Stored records

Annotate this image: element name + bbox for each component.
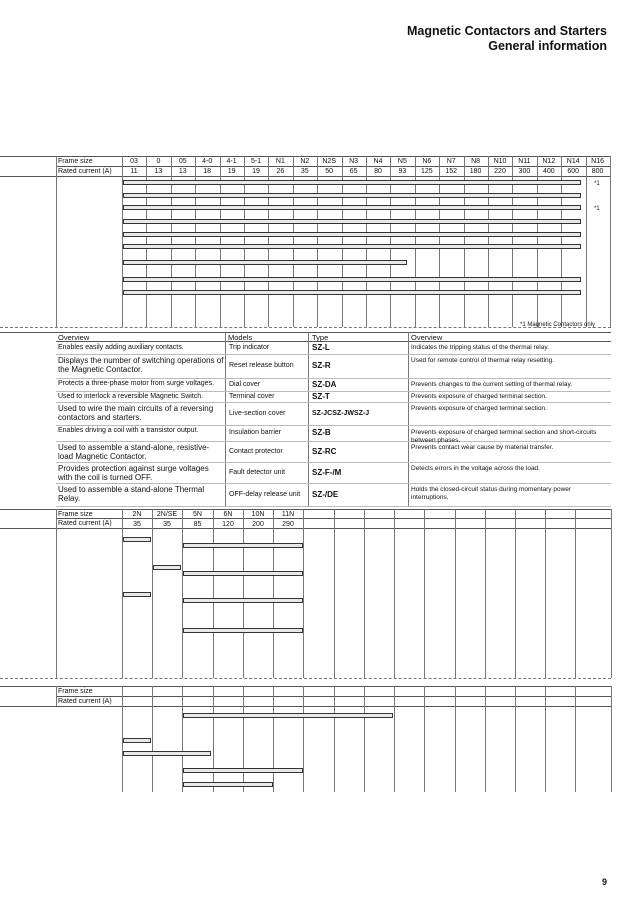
type-header: Type (312, 333, 329, 342)
accessory-overview: Protects a three-phase motor from surge voltages. (58, 380, 215, 387)
rated-current-cell: 125 (420, 168, 433, 175)
accessory-model: Trip indicator (229, 344, 270, 351)
rated-current-cell: 18 (203, 168, 212, 175)
frame-header: N10 (493, 158, 507, 165)
accessory-overview: Used to wire the main circuits of a reversing contactors and starters. (58, 404, 214, 422)
rated-current-cell: 35 (300, 168, 309, 175)
rated-current-cell: 13 (178, 168, 187, 175)
availability-bar (183, 768, 303, 773)
accessory-type: SZ-DA (312, 379, 337, 389)
accessory-overview: Displays the number of switching operations of the Magnetic Contactor. (58, 356, 224, 374)
frame-header: 0 (156, 158, 161, 165)
frame-header: N7 (446, 158, 456, 165)
rated-current-cell: 19 (227, 168, 236, 175)
overview2-header: Overview (411, 333, 443, 342)
rated-current-cell: 65 (349, 168, 358, 175)
frame-header: 2N (132, 511, 142, 518)
accessory-description: Prevents exposure of charged terminal section and short-circuits between phases. (411, 429, 597, 444)
frame-size-label: Frame size (58, 511, 93, 518)
frame-header: N14 (566, 158, 580, 165)
frame-header: N2 (300, 158, 310, 165)
frame-header: 4-1 (226, 158, 237, 165)
footnote: *1 Magnetic Contactors only (520, 322, 596, 328)
frame-header: N4 (373, 158, 383, 165)
availability-bar (123, 244, 581, 249)
rated-current-cell: 220 (494, 168, 506, 175)
accessory-description: Holds the closed-circuit status during momentary power interruptions. (411, 486, 572, 501)
rated-current-label: Rated current (A) (58, 520, 112, 527)
frame-header: 05 (178, 158, 187, 165)
frame-header: N8 (471, 158, 481, 165)
accessory-description: Detects errors in the voltage across the load. (411, 465, 540, 472)
note-marker: *1 (594, 206, 600, 212)
availability-bar (183, 598, 303, 603)
frame-size-label: Frame size (58, 688, 93, 695)
rated-current-cell: 35 (163, 521, 171, 528)
accessory-overview: Provides protection against surge voltages with the coil is turned OFF. (58, 464, 209, 482)
rated-current-cell: 800 (591, 168, 604, 175)
rated-current-cell: 290 (282, 521, 294, 528)
accessory-description: Indicates the tripping status of the thermal relay. (411, 344, 549, 351)
rated-current-cell: 400 (542, 168, 555, 175)
title-line-2: General information (488, 39, 607, 53)
frame-header: 10N (251, 511, 265, 518)
models-header: Models (228, 333, 253, 342)
accessory-type: SZ-B (312, 428, 331, 437)
frame-size-label: Frame size (58, 158, 93, 165)
frame-header: 6N (223, 511, 233, 518)
availability-bar (123, 277, 581, 282)
frame-header: N16 (591, 158, 605, 165)
accessory-overview: Used to interlock a reversible Magnetic Switch. (58, 393, 204, 400)
availability-bar (123, 205, 581, 210)
availability-bar (183, 628, 303, 633)
availability-bar (183, 782, 273, 787)
accessory-type: SZ-RC (312, 446, 337, 456)
accessory-model: Contact protector (229, 447, 283, 455)
accessory-model: Terminal cover (229, 392, 275, 400)
accessory-type: SZ-/DE (312, 489, 339, 499)
frame-header: N5 (397, 158, 407, 165)
accessory-model: OFF-delay release unit (229, 490, 301, 498)
accessory-model: Insulation barrier (229, 429, 282, 436)
availability-bar (183, 571, 303, 576)
rated-current-label: Rated current (A) (58, 698, 112, 705)
accessory-type: SZ-R (312, 361, 331, 370)
page-number: 9 (601, 877, 607, 887)
availability-bar (123, 232, 581, 237)
accessory-description: Prevents exposure of charged terminal section. (411, 392, 547, 400)
accessory-model: Dial cover (229, 380, 261, 388)
frame-header: 5N (193, 511, 202, 518)
rated-current-cell: 11 (130, 168, 138, 175)
rated-current-cell: 80 (374, 168, 382, 175)
frame-header: 5-1 (250, 158, 262, 165)
availability-bar (123, 219, 581, 224)
availability-bar (183, 713, 393, 718)
rated-current-cell: 26 (276, 168, 285, 175)
accessory-overview: Enables driving a coil with a transistor output. (58, 427, 199, 434)
accessory-description: Used for remote control of thermal relay resetting. (411, 357, 555, 364)
rated-current-cell: 300 (518, 168, 531, 175)
availability-bar (123, 751, 211, 756)
availability-bar (123, 592, 151, 597)
accessory-overview: Used to assemble a stand-alone Thermal Relay. (58, 485, 205, 503)
rated-current-cell: 50 (325, 168, 334, 175)
accessory-description: Prevents exposure of charged terminal section. (411, 405, 547, 412)
note-marker: *1 (594, 181, 600, 187)
rated-current-cell: 93 (398, 168, 407, 175)
rated-current-cell: 35 (133, 521, 141, 528)
accessory-type: SZ-F-/M (312, 467, 342, 477)
frame-header: 11N (281, 511, 295, 518)
rated-current-cell: 120 (222, 521, 234, 528)
rated-current-label: Rated current (A) (58, 168, 112, 175)
accessory-description: Prevents contact wear cause by material transfer. (411, 444, 554, 451)
accessory-overview: Used to assemble a stand-alone, resistive-load Magnetic Contactor. (58, 443, 210, 461)
availability-bar (123, 260, 407, 265)
overview-header: Overview (58, 333, 90, 342)
frame-header: N6 (422, 158, 432, 165)
availability-bar (123, 290, 581, 295)
accessory-overview: Enables easily adding auxiliary contacts. (58, 344, 184, 351)
accessory-model: Fault detector unit (229, 468, 286, 476)
rated-current-cell: 19 (252, 168, 260, 175)
accessory-type: SZ-T (312, 391, 330, 401)
page-title (407, 24, 607, 54)
frame-header: N3 (349, 158, 359, 165)
frame-header: 03 (130, 158, 138, 165)
frame-header: N12 (542, 158, 556, 165)
rated-current-cell: 13 (154, 168, 163, 175)
frame-header: N11 (518, 158, 531, 165)
rated-current-cell: 152 (445, 168, 458, 175)
availability-bar (123, 180, 581, 185)
availability-bar (183, 543, 303, 548)
availability-bar (123, 537, 151, 542)
rated-current-cell: 200 (252, 521, 264, 528)
accessory-type: SZ-JCSZ-JWSZ-J (312, 409, 370, 417)
availability-bar (123, 193, 581, 198)
availability-bar (123, 738, 151, 743)
rated-current-cell: 180 (469, 168, 482, 175)
rated-current-cell: 85 (193, 521, 202, 528)
frame-header: N1 (275, 158, 285, 165)
availability-bar (153, 565, 181, 570)
accessory-type: SZ-L (312, 343, 330, 352)
title-line-1: Magnetic Contactors and Starters (406, 24, 607, 38)
frame-header: N2S (322, 158, 336, 165)
accessory-model: Reset release button (229, 362, 294, 369)
frame-header: 4-0 (202, 158, 213, 165)
accessory-description: Prevents changes to the current setting of thermal relay. (411, 380, 573, 388)
accessory-model: Live-section cover (229, 409, 286, 417)
rated-current-cell: 600 (567, 168, 580, 175)
frame-header: 2N/SE (156, 511, 178, 518)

● Stated exercise: Please rewrite the data from the line containing "type-header: Type (312, 333, 329, 342)" through the line containing "frame-header: N10 (493, 158, 507, 165)", both included, as a JSON list of strings with one string per line and blank lines left out.

● Task response:
[
  "type-header: Type (312, 333, 329, 342)",
  "accessory-overview: Protects a three-phase motor from surge voltages. (58, 380, 215, 387)",
  "rated-current-cell: 125 (420, 168, 433, 175)",
  "accessory-model: Trip indicator (229, 344, 270, 351)",
  "rated-current-cell: 18 (203, 168, 212, 175)",
  "frame-header: N10 (493, 158, 507, 165)"
]